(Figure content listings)
·····

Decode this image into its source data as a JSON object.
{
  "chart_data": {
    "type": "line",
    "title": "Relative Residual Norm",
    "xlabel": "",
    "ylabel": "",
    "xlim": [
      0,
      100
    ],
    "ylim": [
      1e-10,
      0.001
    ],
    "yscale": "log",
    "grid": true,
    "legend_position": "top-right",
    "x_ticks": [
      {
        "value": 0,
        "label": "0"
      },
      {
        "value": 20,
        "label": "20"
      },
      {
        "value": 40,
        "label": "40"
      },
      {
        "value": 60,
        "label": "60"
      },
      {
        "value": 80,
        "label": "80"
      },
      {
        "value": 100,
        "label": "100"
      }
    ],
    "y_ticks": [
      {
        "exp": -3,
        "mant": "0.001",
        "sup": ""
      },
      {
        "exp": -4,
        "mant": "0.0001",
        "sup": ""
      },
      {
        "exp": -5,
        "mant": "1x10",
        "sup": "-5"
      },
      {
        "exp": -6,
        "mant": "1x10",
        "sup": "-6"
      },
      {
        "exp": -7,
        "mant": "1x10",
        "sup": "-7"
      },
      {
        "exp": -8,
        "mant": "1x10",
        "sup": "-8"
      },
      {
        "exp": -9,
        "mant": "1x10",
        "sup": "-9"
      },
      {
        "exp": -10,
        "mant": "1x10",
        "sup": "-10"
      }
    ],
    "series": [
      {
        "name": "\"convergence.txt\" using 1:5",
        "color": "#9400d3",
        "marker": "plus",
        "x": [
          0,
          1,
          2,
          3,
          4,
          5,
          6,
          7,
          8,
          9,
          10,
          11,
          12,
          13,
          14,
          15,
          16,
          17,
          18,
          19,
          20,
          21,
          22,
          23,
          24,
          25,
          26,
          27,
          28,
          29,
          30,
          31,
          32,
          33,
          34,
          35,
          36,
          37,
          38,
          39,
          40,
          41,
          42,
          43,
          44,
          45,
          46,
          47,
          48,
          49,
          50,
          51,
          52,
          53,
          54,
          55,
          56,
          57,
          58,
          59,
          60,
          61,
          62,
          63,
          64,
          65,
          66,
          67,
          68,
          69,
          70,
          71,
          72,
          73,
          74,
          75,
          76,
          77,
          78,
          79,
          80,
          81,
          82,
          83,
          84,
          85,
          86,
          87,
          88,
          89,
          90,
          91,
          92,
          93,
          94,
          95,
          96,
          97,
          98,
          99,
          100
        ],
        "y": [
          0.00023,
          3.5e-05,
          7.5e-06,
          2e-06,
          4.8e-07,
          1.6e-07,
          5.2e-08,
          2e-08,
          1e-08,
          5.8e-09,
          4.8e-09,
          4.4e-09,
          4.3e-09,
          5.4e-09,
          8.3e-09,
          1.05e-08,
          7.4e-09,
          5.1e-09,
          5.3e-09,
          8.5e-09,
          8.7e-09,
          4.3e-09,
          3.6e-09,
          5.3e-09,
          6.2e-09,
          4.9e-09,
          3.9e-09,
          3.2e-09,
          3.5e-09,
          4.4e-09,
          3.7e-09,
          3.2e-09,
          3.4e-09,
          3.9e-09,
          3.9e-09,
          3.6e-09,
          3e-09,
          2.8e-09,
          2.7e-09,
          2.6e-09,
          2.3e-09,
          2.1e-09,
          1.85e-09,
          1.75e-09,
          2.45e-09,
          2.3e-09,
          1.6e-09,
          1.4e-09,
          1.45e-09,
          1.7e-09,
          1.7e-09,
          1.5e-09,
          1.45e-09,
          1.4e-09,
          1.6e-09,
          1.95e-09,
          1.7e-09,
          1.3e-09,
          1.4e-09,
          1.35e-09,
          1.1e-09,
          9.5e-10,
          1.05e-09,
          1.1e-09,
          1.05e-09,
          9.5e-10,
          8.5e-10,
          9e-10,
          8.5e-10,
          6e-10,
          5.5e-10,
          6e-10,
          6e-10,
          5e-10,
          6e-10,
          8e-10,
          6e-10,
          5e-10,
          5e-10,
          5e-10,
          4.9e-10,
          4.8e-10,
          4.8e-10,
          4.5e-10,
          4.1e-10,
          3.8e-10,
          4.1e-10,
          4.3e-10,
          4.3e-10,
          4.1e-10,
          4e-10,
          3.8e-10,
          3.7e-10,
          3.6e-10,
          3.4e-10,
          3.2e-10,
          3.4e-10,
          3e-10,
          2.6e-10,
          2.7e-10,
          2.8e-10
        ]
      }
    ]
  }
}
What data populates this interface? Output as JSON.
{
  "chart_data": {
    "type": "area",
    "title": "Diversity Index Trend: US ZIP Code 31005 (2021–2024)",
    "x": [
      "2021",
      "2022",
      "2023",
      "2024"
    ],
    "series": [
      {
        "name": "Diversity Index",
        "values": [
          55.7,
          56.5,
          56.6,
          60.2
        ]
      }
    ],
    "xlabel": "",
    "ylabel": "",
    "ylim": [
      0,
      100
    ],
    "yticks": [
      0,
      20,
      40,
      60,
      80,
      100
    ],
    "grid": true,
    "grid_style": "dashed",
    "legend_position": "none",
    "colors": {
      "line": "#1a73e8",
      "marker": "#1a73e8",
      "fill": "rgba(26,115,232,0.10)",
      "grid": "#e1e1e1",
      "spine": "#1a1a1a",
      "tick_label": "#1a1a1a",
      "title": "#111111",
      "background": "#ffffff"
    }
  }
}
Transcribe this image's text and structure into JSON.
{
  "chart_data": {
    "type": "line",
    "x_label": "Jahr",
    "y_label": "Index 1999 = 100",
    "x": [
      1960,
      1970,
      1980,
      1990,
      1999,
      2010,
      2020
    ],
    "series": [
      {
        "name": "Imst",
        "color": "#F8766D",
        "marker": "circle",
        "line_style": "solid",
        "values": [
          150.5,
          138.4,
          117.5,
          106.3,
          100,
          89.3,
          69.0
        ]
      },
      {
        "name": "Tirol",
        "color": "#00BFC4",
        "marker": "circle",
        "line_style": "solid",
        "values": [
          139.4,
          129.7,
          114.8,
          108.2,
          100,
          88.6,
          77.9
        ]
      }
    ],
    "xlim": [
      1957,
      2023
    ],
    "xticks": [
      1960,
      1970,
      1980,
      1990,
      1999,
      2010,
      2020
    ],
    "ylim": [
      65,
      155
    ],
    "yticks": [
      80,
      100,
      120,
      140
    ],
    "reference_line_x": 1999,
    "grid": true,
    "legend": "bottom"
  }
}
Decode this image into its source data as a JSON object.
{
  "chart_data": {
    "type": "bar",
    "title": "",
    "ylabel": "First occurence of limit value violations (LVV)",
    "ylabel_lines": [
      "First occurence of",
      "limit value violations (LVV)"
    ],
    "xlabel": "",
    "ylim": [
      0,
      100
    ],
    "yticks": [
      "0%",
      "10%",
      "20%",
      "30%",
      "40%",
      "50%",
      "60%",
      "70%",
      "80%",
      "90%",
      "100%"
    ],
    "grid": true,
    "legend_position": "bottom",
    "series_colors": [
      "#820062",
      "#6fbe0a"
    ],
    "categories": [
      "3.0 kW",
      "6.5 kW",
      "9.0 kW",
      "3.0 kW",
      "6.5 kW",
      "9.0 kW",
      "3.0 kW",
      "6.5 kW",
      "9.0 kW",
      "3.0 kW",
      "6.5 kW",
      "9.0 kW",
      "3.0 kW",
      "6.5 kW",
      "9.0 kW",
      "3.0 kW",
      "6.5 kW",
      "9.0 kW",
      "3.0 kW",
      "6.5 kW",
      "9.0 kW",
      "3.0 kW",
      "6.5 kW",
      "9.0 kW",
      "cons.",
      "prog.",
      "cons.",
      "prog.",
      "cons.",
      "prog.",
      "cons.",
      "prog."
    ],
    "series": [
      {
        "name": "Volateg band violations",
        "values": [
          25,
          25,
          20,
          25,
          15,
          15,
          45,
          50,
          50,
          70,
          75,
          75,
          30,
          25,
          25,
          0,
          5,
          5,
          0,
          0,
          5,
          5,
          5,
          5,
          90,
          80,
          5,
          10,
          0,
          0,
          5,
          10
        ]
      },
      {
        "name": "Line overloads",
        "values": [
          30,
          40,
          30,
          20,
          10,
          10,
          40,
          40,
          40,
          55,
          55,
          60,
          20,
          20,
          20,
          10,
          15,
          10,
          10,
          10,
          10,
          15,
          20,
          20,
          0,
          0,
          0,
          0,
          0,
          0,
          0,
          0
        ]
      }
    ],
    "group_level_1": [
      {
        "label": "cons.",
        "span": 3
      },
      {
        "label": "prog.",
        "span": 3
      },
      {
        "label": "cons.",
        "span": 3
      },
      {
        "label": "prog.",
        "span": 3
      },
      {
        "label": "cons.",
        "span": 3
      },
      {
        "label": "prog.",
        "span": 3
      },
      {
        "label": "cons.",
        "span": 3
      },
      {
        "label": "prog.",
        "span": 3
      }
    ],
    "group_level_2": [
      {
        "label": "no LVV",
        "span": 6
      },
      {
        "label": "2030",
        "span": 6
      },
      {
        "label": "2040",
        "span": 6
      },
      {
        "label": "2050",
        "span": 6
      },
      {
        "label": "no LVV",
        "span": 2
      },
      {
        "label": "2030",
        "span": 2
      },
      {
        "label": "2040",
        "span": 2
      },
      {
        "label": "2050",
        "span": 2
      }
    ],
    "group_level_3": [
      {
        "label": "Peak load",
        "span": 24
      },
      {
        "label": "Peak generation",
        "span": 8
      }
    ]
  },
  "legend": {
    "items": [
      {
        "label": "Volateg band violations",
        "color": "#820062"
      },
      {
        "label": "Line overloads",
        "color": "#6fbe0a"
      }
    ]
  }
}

·····

* _Exercise_: Filter the listing for the word "JSON" and copy every line that holds it.

* _Finished exercise_:
Decode this image into its source data as a JSON object.
What data populates this interface? Output as JSON.
Transcribe this image's text and structure into JSON.
Decode this image into its source data as a JSON object.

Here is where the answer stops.